### Exercise
The records that follow are to be repeated exactly, with the pictures removed.

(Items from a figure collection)

▬▬▬

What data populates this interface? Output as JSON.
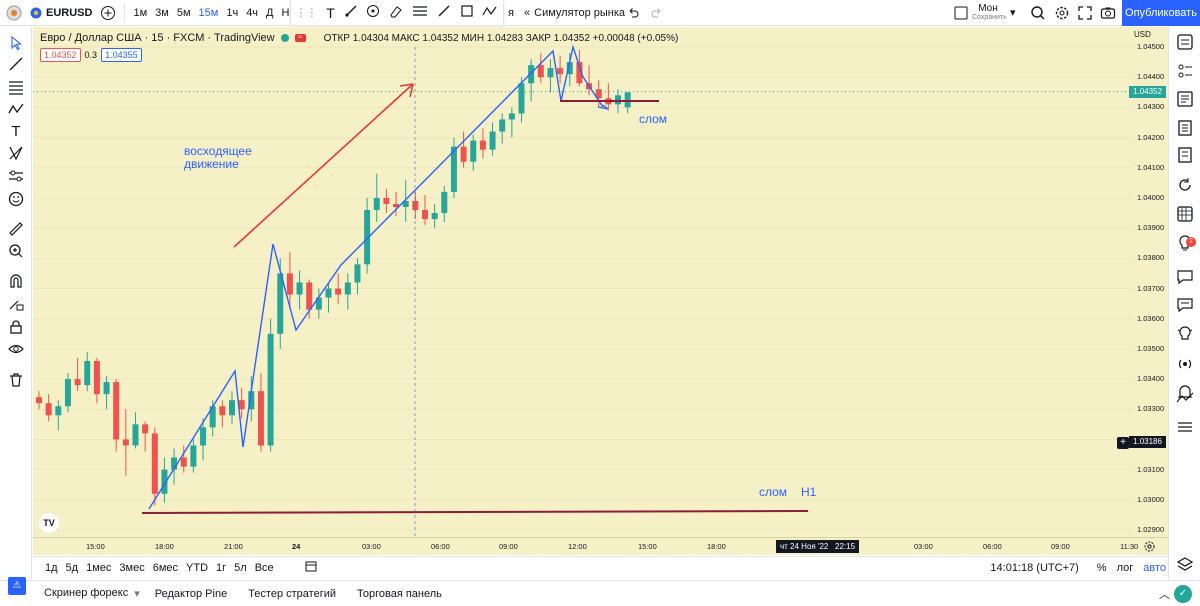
{
  "topbar": {
    "symbol": "EURUSD",
    "intervals": [
      "1м",
      "3м",
      "5м",
      "15м",
      "1ч",
      "4ч",
      "Д",
      "Н"
    ],
    "active_interval": "15м",
    "replay_fragment": "я",
    "market_sim_label": "Симулятор рынка",
    "layout_name": "Мон",
    "layout_sub": "Сохранить",
    "publish_label": "Опубликовать",
    "accent_color": "#2962ff"
  },
  "legend": {
    "title": "Евро / Доллар США · 15 · FXCM · TradingView",
    "ohlc": "ОТКР 1.04304 МАКС 1.04352 МИН 1.04283 ЗАКР 1.04352 +0.00048 (+0.05%)",
    "sell_price": "1.04352",
    "spread": "0.3",
    "buy_price": "1.04355"
  },
  "price_scale": {
    "currency": "USD",
    "ticks": [
      "1.04500",
      "1.04400",
      "1.04300",
      "1.04200",
      "1.04100",
      "1.04000",
      "1.03900",
      "1.03800",
      "1.03700",
      "1.03600",
      "1.03500",
      "1.03400",
      "1.03300",
      "1.03200",
      "1.03100",
      "1.03000",
      "1.02900"
    ],
    "current_price": "1.04352",
    "crosshair_price": "1.03186"
  },
  "time_scale": {
    "ticks": [
      "15:00",
      "18:00",
      "21:00",
      "24",
      "03:00",
      "06:00",
      "09:00",
      "12:00",
      "15:00",
      "18:00",
      "21:00",
      "25",
      "03:00",
      "06:00",
      "09:00",
      "11:30"
    ],
    "crosshair_label": "чт 24 Ноя '22   22:15"
  },
  "annotations": {
    "uptrend_line1": "восходящее",
    "uptrend_line2": "движение",
    "break_top": "слом",
    "break_bottom": "слом",
    "timeframe": "H1"
  },
  "bottom_bar": {
    "ranges": [
      "1д",
      "5д",
      "1мес",
      "3мес",
      "6мес",
      "YTD",
      "1г",
      "5л",
      "Все"
    ],
    "clock": "14:01:18 (UTC+7)",
    "percent": "%",
    "log": "лог",
    "auto": "авто"
  },
  "panels": {
    "tabs": [
      "Скринер форекс",
      "Редактор Pine",
      "Тестер стратегий",
      "Торговая панель"
    ]
  },
  "notifications_count": "2",
  "colors": {
    "chart_bg": "#f6f0c6",
    "up": "#26a69a",
    "down": "#ef5350",
    "blue_line": "#2962ff",
    "red_arrow": "#e53935",
    "support": "#8e1b3a"
  },
  "chart_data": {
    "type": "candlestick",
    "symbol": "EURUSD",
    "interval": "15",
    "ylim": [
      1.0285,
      1.0455
    ],
    "candles": [
      [
        1.0334,
        1.0336,
        1.033,
        1.0332
      ],
      [
        1.0332,
        1.0335,
        1.0326,
        1.0328
      ],
      [
        1.0328,
        1.0333,
        1.0323,
        1.0331
      ],
      [
        1.0331,
        1.0342,
        1.0329,
        1.034
      ],
      [
        1.034,
        1.0347,
        1.0336,
        1.0338
      ],
      [
        1.0338,
        1.0349,
        1.0336,
        1.0346
      ],
      [
        1.0346,
        1.0347,
        1.0332,
        1.0335
      ],
      [
        1.0335,
        1.0341,
        1.033,
        1.0339
      ],
      [
        1.0339,
        1.034,
        1.0316,
        1.032
      ],
      [
        1.032,
        1.033,
        1.0308,
        1.0318
      ],
      [
        1.0318,
        1.0329,
        1.0317,
        1.0325
      ],
      [
        1.0325,
        1.0326,
        1.0316,
        1.0322
      ],
      [
        1.0322,
        1.0324,
        1.0298,
        1.0302
      ],
      [
        1.0302,
        1.0314,
        1.0299,
        1.031
      ],
      [
        1.031,
        1.0317,
        1.0305,
        1.0314
      ],
      [
        1.0314,
        1.0318,
        1.0309,
        1.0311
      ],
      [
        1.0311,
        1.032,
        1.0309,
        1.0318
      ],
      [
        1.0318,
        1.0327,
        1.0313,
        1.0324
      ],
      [
        1.0324,
        1.0333,
        1.0321,
        1.0331
      ],
      [
        1.0331,
        1.0333,
        1.0324,
        1.0328
      ],
      [
        1.0328,
        1.0336,
        1.0325,
        1.0333
      ],
      [
        1.0333,
        1.0337,
        1.0327,
        1.033
      ],
      [
        1.033,
        1.0341,
        1.0326,
        1.0336
      ],
      [
        1.0336,
        1.0342,
        1.0316,
        1.0318
      ],
      [
        1.0318,
        1.036,
        1.0316,
        1.0355
      ],
      [
        1.0355,
        1.038,
        1.035,
        1.0375
      ],
      [
        1.0375,
        1.0382,
        1.0363,
        1.0368
      ],
      [
        1.0368,
        1.0376,
        1.0363,
        1.0372
      ],
      [
        1.0372,
        1.0373,
        1.036,
        1.0363
      ],
      [
        1.0363,
        1.037,
        1.036,
        1.0367
      ],
      [
        1.0367,
        1.0372,
        1.0362,
        1.037
      ],
      [
        1.037,
        1.0375,
        1.0365,
        1.0368
      ],
      [
        1.0368,
        1.0375,
        1.0363,
        1.0372
      ],
      [
        1.0372,
        1.038,
        1.0368,
        1.0378
      ],
      [
        1.0378,
        1.04,
        1.0375,
        1.0396
      ],
      [
        1.0396,
        1.0408,
        1.0392,
        1.04
      ],
      [
        1.04,
        1.0403,
        1.0395,
        1.0398
      ],
      [
        1.0398,
        1.0402,
        1.0394,
        1.0397
      ],
      [
        1.0397,
        1.0406,
        1.0392,
        1.0399
      ],
      [
        1.0399,
        1.0402,
        1.0393,
        1.0396
      ],
      [
        1.0396,
        1.0401,
        1.0391,
        1.0393
      ],
      [
        1.0393,
        1.0398,
        1.039,
        1.0395
      ],
      [
        1.0395,
        1.0404,
        1.0392,
        1.0402
      ],
      [
        1.0402,
        1.042,
        1.04,
        1.0417
      ],
      [
        1.0417,
        1.0422,
        1.041,
        1.0412
      ],
      [
        1.0412,
        1.0421,
        1.0409,
        1.0419
      ],
      [
        1.0419,
        1.0423,
        1.0413,
        1.0416
      ],
      [
        1.0416,
        1.0425,
        1.0414,
        1.0422
      ],
      [
        1.0422,
        1.0428,
        1.0418,
        1.0426
      ],
      [
        1.0426,
        1.043,
        1.042,
        1.0428
      ],
      [
        1.0428,
        1.044,
        1.0425,
        1.0438
      ],
      [
        1.0438,
        1.0446,
        1.0432,
        1.0444
      ],
      [
        1.0444,
        1.0448,
        1.0438,
        1.044
      ],
      [
        1.044,
        1.0446,
        1.0435,
        1.0443
      ],
      [
        1.0443,
        1.0447,
        1.0438,
        1.0441
      ],
      [
        1.0441,
        1.0448,
        1.0437,
        1.0445
      ],
      [
        1.0445,
        1.0449,
        1.0437,
        1.0438
      ],
      [
        1.0438,
        1.0444,
        1.0434,
        1.0436
      ],
      [
        1.0436,
        1.0439,
        1.043,
        1.0433
      ],
      [
        1.0433,
        1.0438,
        1.0429,
        1.0431
      ],
      [
        1.0431,
        1.0436,
        1.0428,
        1.0434
      ],
      [
        1.043,
        1.0435,
        1.0428,
        1.0435
      ]
    ]
  }
}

▬▬▬

### Response to this exercise
What data populates this interface? Output as JSON.
{
  "topbar": {
    "symbol": "EURUSD",
    "intervals": [
      "1м",
      "3м",
      "5м",
      "15м",
      "1ч",
      "4ч",
      "Д",
      "Н"
    ],
    "active_interval": "15м",
    "replay_fragment": "я",
    "market_sim_label": "Симулятор рынка",
    "layout_name": "Мон",
    "layout_sub": "Сохранить",
    "publish_label": "Опубликовать",
    "accent_color": "#2962ff"
  },
  "legend": {
    "title": "Евро / Доллар США · 15 · FXCM · TradingView",
    "ohlc": "ОТКР 1.04304 МАКС 1.04352 МИН 1.04283 ЗАКР 1.04352 +0.00048 (+0.05%)",
    "sell_price": "1.04352",
    "spread": "0.3",
    "buy_price": "1.04355"
  },
  "price_scale": {
    "currency": "USD",
    "ticks": [
      "1.04500",
      "1.04400",
      "1.04300",
      "1.04200",
      "1.04100",
      "1.04000",
      "1.03900",
      "1.03800",
      "1.03700",
      "1.03600",
      "1.03500",
      "1.03400",
      "1.03300",
      "1.03200",
      "1.03100",
      "1.03000",
      "1.02900"
    ],
    "current_price": "1.04352",
    "crosshair_price": "1.03186"
  },
  "time_scale": {
    "ticks": [
      "15:00",
      "18:00",
      "21:00",
      "24",
      "03:00",
      "06:00",
      "09:00",
      "12:00",
      "15:00",
      "18:00",
      "21:00",
      "25",
      "03:00",
      "06:00",
      "09:00",
      "11:30"
    ],
    "crosshair_label": "чт 24 Ноя '22   22:15"
  },
  "annotations": {
    "uptrend_line1": "восходящее",
    "uptrend_line2": "движение",
    "break_top": "слом",
    "break_bottom": "слом",
    "timeframe": "H1"
  },
  "bottom_bar": {
    "ranges": [
      "1д",
      "5д",
      "1мес",
      "3мес",
      "6мес",
      "YTD",
      "1г",
      "5л",
      "Все"
    ],
    "clock": "14:01:18 (UTC+7)",
    "percent": "%",
    "log": "лог",
    "auto": "авто"
  },
  "panels": {
    "tabs": [
      "Скринер форекс",
      "Редактор Pine",
      "Тестер стратегий",
      "Торговая панель"
    ]
  },
  "notifications_count": "2",
  "colors": {
    "chart_bg": "#f6f0c6",
    "up": "#26a69a",
    "down": "#ef5350",
    "blue_line": "#2962ff",
    "red_arrow": "#e53935",
    "support": "#8e1b3a"
  },
  "chart_data": {
    "type": "candlestick",
    "symbol": "EURUSD",
    "interval": "15",
    "ylim": [
      1.0285,
      1.0455
    ],
    "candles": [
      [
        1.0334,
        1.0336,
        1.033,
        1.0332
      ],
      [
        1.0332,
        1.0335,
        1.0326,
        1.0328
      ],
      [
        1.0328,
        1.0333,
        1.0323,
        1.0331
      ],
      [
        1.0331,
        1.0342,
        1.0329,
        1.034
      ],
      [
        1.034,
        1.0347,
        1.0336,
        1.0338
      ],
      [
        1.0338,
        1.0349,
        1.0336,
        1.0346
      ],
      [
        1.0346,
        1.0347,
        1.0332,
        1.0335
      ],
      [
        1.0335,
        1.0341,
        1.033,
        1.0339
      ],
      [
        1.0339,
        1.034,
        1.0316,
        1.032
      ],
      [
        1.032,
        1.033,
        1.0308,
        1.0318
      ],
      [
        1.0318,
        1.0329,
        1.0317,
        1.0325
      ],
      [
        1.0325,
        1.0326,
        1.0316,
        1.0322
      ],
      [
        1.0322,
        1.0324,
        1.0298,
        1.0302
      ],
      [
        1.0302,
        1.0314,
        1.0299,
        1.031
      ],
      [
        1.031,
        1.0317,
        1.0305,
        1.0314
      ],
      [
        1.0314,
        1.0318,
        1.0309,
        1.0311
      ],
      [
        1.0311,
        1.032,
        1.0309,
        1.0318
      ],
      [
        1.0318,
        1.0327,
        1.0313,
        1.0324
      ],
      [
        1.0324,
        1.0333,
        1.0321,
        1.0331
      ],
      [
        1.0331,
        1.0333,
        1.0324,
        1.0328
      ],
      [
        1.0328,
        1.0336,
        1.0325,
        1.0333
      ],
      [
        1.0333,
        1.0337,
        1.0327,
        1.033
      ],
      [
        1.033,
        1.0341,
        1.0326,
        1.0336
      ],
      [
        1.0336,
        1.0342,
        1.0316,
        1.0318
      ],
      [
        1.0318,
        1.036,
        1.0316,
        1.0355
      ],
      [
        1.0355,
        1.038,
        1.035,
        1.0375
      ],
      [
        1.0375,
        1.0382,
        1.0363,
        1.0368
      ],
      [
        1.0368,
        1.0376,
        1.0363,
        1.0372
      ],
      [
        1.0372,
        1.0373,
        1.036,
        1.0363
      ],
      [
        1.0363,
        1.037,
        1.036,
        1.0367
      ],
      [
        1.0367,
        1.0372,
        1.0362,
        1.037
      ],
      [
        1.037,
        1.0375,
        1.0365,
        1.0368
      ],
      [
        1.0368,
        1.0375,
        1.0363,
        1.0372
      ],
      [
        1.0372,
        1.038,
        1.0368,
        1.0378
      ],
      [
        1.0378,
        1.04,
        1.0375,
        1.0396
      ],
      [
        1.0396,
        1.0408,
        1.0392,
        1.04
      ],
      [
        1.04,
        1.0403,
        1.0395,
        1.0398
      ],
      [
        1.0398,
        1.0402,
        1.0394,
        1.0397
      ],
      [
        1.0397,
        1.0406,
        1.0392,
        1.0399
      ],
      [
        1.0399,
        1.0402,
        1.0393,
        1.0396
      ],
      [
        1.0396,
        1.0401,
        1.0391,
        1.0393
      ],
      [
        1.0393,
        1.0398,
        1.039,
        1.0395
      ],
      [
        1.0395,
        1.0404,
        1.0392,
        1.0402
      ],
      [
        1.0402,
        1.042,
        1.04,
        1.0417
      ],
      [
        1.0417,
        1.0422,
        1.041,
        1.0412
      ],
      [
        1.0412,
        1.0421,
        1.0409,
        1.0419
      ],
      [
        1.0419,
        1.0423,
        1.0413,
        1.0416
      ],
      [
        1.0416,
        1.0425,
        1.0414,
        1.0422
      ],
      [
        1.0422,
        1.0428,
        1.0418,
        1.0426
      ],
      [
        1.0426,
        1.043,
        1.042,
        1.0428
      ],
      [
        1.0428,
        1.044,
        1.0425,
        1.0438
      ],
      [
        1.0438,
        1.0446,
        1.0432,
        1.0444
      ],
      [
        1.0444,
        1.0448,
        1.0438,
        1.044
      ],
      [
        1.044,
        1.0446,
        1.0435,
        1.0443
      ],
      [
        1.0443,
        1.0447,
        1.0438,
        1.0441
      ],
      [
        1.0441,
        1.0448,
        1.0437,
        1.0445
      ],
      [
        1.0445,
        1.0449,
        1.0437,
        1.0438
      ],
      [
        1.0438,
        1.0444,
        1.0434,
        1.0436
      ],
      [
        1.0436,
        1.0439,
        1.043,
        1.0433
      ],
      [
        1.0433,
        1.0438,
        1.0429,
        1.0431
      ],
      [
        1.0431,
        1.0436,
        1.0428,
        1.0434
      ],
      [
        1.043,
        1.0435,
        1.0428,
        1.0435
      ]
    ]
  }
}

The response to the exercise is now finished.